_WHAT IS REQUIRED_: Skip the pictures. Repeat everything else in the records word for word.

=== SUPPLIED RECORDS ===

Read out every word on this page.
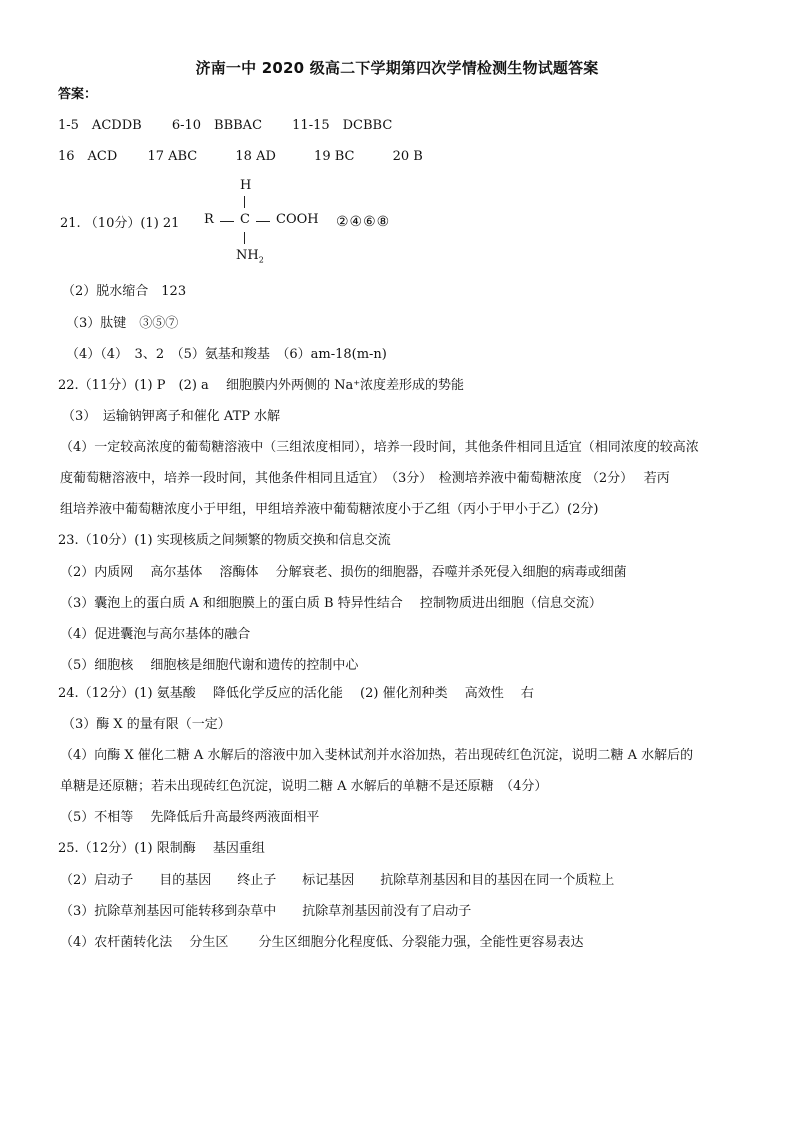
济南一中 2020 级高二下学期第四次学情检测生物试题答案
答案：
1-5　ACDDB 6-10　BBBAC 11-15　DCBBC
16　ACD 17 ABC	18 AD	19 BC	20 B
21. （10分）(1) 21
H
R C COOH
$NH_2$
②④⑥⑧
（2）脱水缩合　123
（3）肽键　③⑤⑦
（4）（4）　3、2　（5）氨基和羧基　（6）am-18(m-n)
22.（11分）(1) P　(2) a　 细胞膜内外两侧的 Na⁺浓度差形成的势能
（3）　运输钠钾离子和催化 ATP 水解
（4）一定较高浓度的葡萄糖溶液中（三组浓度相同），培养一段时间，其他条件相同且适宜（相同浓度的较高浓
度葡萄糖溶液中，培养一段时间，其他条件相同且适宜）　（3分）　检测培养液中葡萄糖浓度 （2分）　 若丙
组培养液中葡萄糖浓度小于甲组，甲组培养液中葡萄糖浓度小于乙组（丙小于甲小于乙）(2分)
23.（10分）(1) 实现核质之间频繁的物质交换和信息交流
（2）内质网　 高尔基体　 溶酶体　 分解衰老、损伤的细胞器，吞噬并杀死侵入细胞的病毒或细菌
（3）囊泡上的蛋白质 A 和细胞膜上的蛋白质 B 特异性结合　 控制物质进出细胞（信息交流）
（4）促进囊泡与高尔基体的融合
（5）细胞核　 细胞核是细胞代谢和遗传的控制中心
24.（12分）(1) 氨基酸　 降低化学反应的活化能　 (2) 催化剂种类　 高效性　 右
（3）酶 X 的量有限（一定）
（4）向酶 X 催化二糖 A 水解后的溶液中加入斐林试剂并水浴加热，若出现砖红色沉淀，说明二糖 A 水解后的
单糖是还原糖；若未出现砖红色沉淀，说明二糖 A 水解后的单糖不是还原糖　（4分）
（5）不相等　 先降低后升高最终两液面相平
25.（12分）(1) 限制酶　 基因重组
（2）启动子　　目的基因　　终止子　　标记基因　　抗除草剂基因和目的基因在同一个质粒上
（3）抗除草剂基因可能转移到杂草中　　抗除草剂基因前没有了启动子
（4）农杆菌转化法　 分生区　　 分生区细胞分化程度低、分裂能力强，全能性更容易表达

===

_TASK RESPONSE_:
Read out every word on this page.
济南一中 2020 级高二下学期第四次学情检测生物试题答案
答案：
1-5　ACDDB 6-10　BBBAC 11-15　DCBBC
16　ACD 17 ABC	18 AD	19 BC	20 B
21. （10分）(1) 21
H
R C COOH
$NH_2$
②④⑥⑧
（2）脱水缩合　123
（3）肽键　③⑤⑦
（4）（4）　3、2　（5）氨基和羧基　（6）am-18(m-n)
22.（11分）(1) P　(2) a　 细胞膜内外两侧的 Na⁺浓度差形成的势能
（3）　运输钠钾离子和催化 ATP 水解
（4）一定较高浓度的葡萄糖溶液中（三组浓度相同），培养一段时间，其他条件相同且适宜（相同浓度的较高浓
度葡萄糖溶液中，培养一段时间，其他条件相同且适宜）　（3分）　检测培养液中葡萄糖浓度 （2分）　 若丙
组培养液中葡萄糖浓度小于甲组，甲组培养液中葡萄糖浓度小于乙组（丙小于甲小于乙）(2分)
23.（10分）(1) 实现核质之间频繁的物质交换和信息交流
（2）内质网　 高尔基体　 溶酶体　 分解衰老、损伤的细胞器，吞噬并杀死侵入细胞的病毒或细菌
（3）囊泡上的蛋白质 A 和细胞膜上的蛋白质 B 特异性结合　 控制物质进出细胞（信息交流）
（4）促进囊泡与高尔基体的融合
（5）细胞核　 细胞核是细胞代谢和遗传的控制中心
24.（12分）(1) 氨基酸　 降低化学反应的活化能　 (2) 催化剂种类　 高效性　 右
（3）酶 X 的量有限（一定）
（4）向酶 X 催化二糖 A 水解后的溶液中加入斐林试剂并水浴加热，若出现砖红色沉淀，说明二糖 A 水解后的
单糖是还原糖；若未出现砖红色沉淀，说明二糖 A 水解后的单糖不是还原糖　（4分）
（5）不相等　 先降低后升高最终两液面相平
25.（12分）(1) 限制酶　 基因重组
（2）启动子　　目的基因　　终止子　　标记基因　　抗除草剂基因和目的基因在同一个质粒上
（3）抗除草剂基因可能转移到杂草中　　抗除草剂基因前没有了启动子
（4）农杆菌转化法　 分生区　　 分生区细胞分化程度低、分裂能力强，全能性更容易表达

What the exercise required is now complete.